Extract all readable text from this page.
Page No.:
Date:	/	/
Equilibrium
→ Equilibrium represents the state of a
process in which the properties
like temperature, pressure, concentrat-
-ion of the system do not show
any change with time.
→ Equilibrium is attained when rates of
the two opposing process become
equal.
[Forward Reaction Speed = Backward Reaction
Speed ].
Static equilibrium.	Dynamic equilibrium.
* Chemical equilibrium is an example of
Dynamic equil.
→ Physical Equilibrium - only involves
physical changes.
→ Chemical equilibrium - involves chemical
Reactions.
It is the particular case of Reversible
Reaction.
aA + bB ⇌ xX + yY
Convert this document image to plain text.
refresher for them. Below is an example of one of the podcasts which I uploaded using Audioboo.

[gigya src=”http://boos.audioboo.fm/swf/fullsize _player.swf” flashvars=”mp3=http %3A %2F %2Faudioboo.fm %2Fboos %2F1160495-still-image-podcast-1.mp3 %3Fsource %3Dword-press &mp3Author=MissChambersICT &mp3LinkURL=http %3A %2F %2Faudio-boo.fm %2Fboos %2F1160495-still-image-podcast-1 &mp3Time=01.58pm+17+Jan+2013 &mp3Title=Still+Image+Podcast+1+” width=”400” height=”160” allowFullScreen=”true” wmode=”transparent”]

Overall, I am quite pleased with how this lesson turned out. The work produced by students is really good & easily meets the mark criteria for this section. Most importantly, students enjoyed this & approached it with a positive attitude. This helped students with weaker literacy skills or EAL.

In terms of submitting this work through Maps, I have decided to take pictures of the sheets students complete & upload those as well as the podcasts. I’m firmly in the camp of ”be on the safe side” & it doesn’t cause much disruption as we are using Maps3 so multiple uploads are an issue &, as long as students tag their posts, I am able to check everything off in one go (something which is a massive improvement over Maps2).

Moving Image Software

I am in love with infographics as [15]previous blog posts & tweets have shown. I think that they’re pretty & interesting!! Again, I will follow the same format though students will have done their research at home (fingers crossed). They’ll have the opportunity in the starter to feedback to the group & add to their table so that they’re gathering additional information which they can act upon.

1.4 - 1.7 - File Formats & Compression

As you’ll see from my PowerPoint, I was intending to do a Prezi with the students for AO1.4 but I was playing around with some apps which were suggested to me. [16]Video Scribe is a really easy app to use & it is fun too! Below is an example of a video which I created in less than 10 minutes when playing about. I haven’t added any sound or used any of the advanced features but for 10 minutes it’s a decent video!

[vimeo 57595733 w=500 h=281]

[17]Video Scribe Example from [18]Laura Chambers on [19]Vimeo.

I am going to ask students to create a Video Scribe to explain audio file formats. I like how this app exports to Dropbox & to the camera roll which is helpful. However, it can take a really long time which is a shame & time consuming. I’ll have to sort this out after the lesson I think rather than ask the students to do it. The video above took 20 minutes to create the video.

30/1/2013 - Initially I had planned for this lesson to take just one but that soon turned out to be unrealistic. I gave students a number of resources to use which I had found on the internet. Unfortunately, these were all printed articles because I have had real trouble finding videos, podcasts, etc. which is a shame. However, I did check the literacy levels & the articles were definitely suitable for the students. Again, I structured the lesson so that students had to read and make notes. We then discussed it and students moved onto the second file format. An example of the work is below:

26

WHAT YOU SHOULD DO => From the records above, copy every line that holds the word "text".

SOLUTION FOR THIS TASK =>
Extract all readable text from this page.
Convert this document image to plain text.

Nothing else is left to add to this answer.